**** SOURCE

But who wants to haul around a feast that's barely moveable? At best, you should make foods that don't need a load of ice to keep them chilly. Optimum flavor should peak at "room temperature." (Read: They can sit for an hour or two alfresco.) A touch of Southern might be nice, with some calories magically eliminated.

We knew right where to turn: Virginia Willis, a chef and cookbook author who knows how to celebrate her Georgia roots on a plate. Her holiday menu is the kind of easy, enlightened Southern cooking she offers through her blog. And because she knows how to deliver on camera as well, Willis has distilled five basics into a picnic primer video. As she would say, Happy Fourth, y'all.

Lightened-Up Pimento Cheese

Makes about 4 cups.

The “pate of the South,” pimento cheese is the epitome of a summer picnic treat. Everyone has a slightly different recipe, but the primary ingredients are the same. Don’t be tempted to use pre-grated cheese; the result won’t be creamy enough. Try this slathered on a celery stick, on bread or crackers, or straight from the bowl on a spoon. From chef and cookbook author Virginia Willis.

********
**** DATA ROWS

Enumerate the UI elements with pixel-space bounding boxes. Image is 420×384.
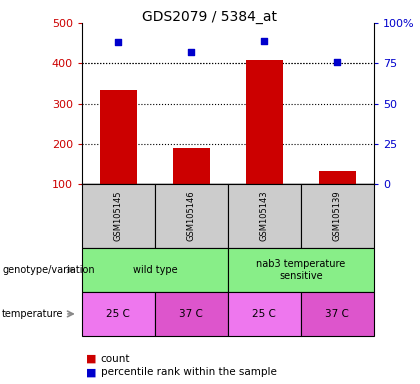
Bar bbox=[173, 148, 210, 184]
Text: 25 C: 25 C bbox=[252, 309, 276, 319]
Bar bbox=[100, 89, 136, 184]
Text: GDS2079 / 5384_at: GDS2079 / 5384_at bbox=[142, 10, 278, 23]
Text: temperature: temperature bbox=[2, 309, 63, 319]
Text: GSM105143: GSM105143 bbox=[260, 191, 269, 241]
Bar bbox=[246, 60, 283, 184]
Text: genotype/variation: genotype/variation bbox=[2, 265, 95, 275]
Text: 37 C: 37 C bbox=[179, 309, 203, 319]
Text: GSM105145: GSM105145 bbox=[114, 191, 123, 241]
Text: 37 C: 37 C bbox=[326, 309, 349, 319]
Text: ■: ■ bbox=[86, 367, 97, 377]
Text: ■: ■ bbox=[86, 354, 97, 364]
Bar bbox=[319, 171, 356, 184]
Text: count: count bbox=[101, 354, 130, 364]
Text: wild type: wild type bbox=[133, 265, 177, 275]
Point bbox=[188, 49, 195, 55]
Text: nab3 temperature
sensitive: nab3 temperature sensitive bbox=[256, 259, 346, 281]
Point bbox=[261, 38, 268, 44]
Text: GSM105146: GSM105146 bbox=[187, 191, 196, 241]
Point bbox=[334, 59, 341, 65]
Text: percentile rank within the sample: percentile rank within the sample bbox=[101, 367, 277, 377]
Point bbox=[115, 39, 122, 45]
Text: GSM105139: GSM105139 bbox=[333, 191, 342, 241]
Text: 25 C: 25 C bbox=[106, 309, 130, 319]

********

WRITTEN EXERCISE 1
The picnic article warns against a shortcut when making the pimento cheese. Why does it say to skip pre-grated cheese? Answer in one to three sentences.
WRITTEN EXERCISE 2
Using the picnic article, answer these questions:
(a) Which state does Virginia Willis celebrate as her roots?
(b) How much does the pimento cheese recipe make?
(c) What nickname does the picnic article give pimento cheese?
The data is separate from the picnic article and has nothing to do with it.

COMPLETE ANSWER 1
The picnic article says not to use pre-grated cheese because the pimento cheese won't turn out creamy enough.

COMPLETE ANSWER 2
(a) Georgia.
(b) About 4 cups.
(c) The "pate of the South."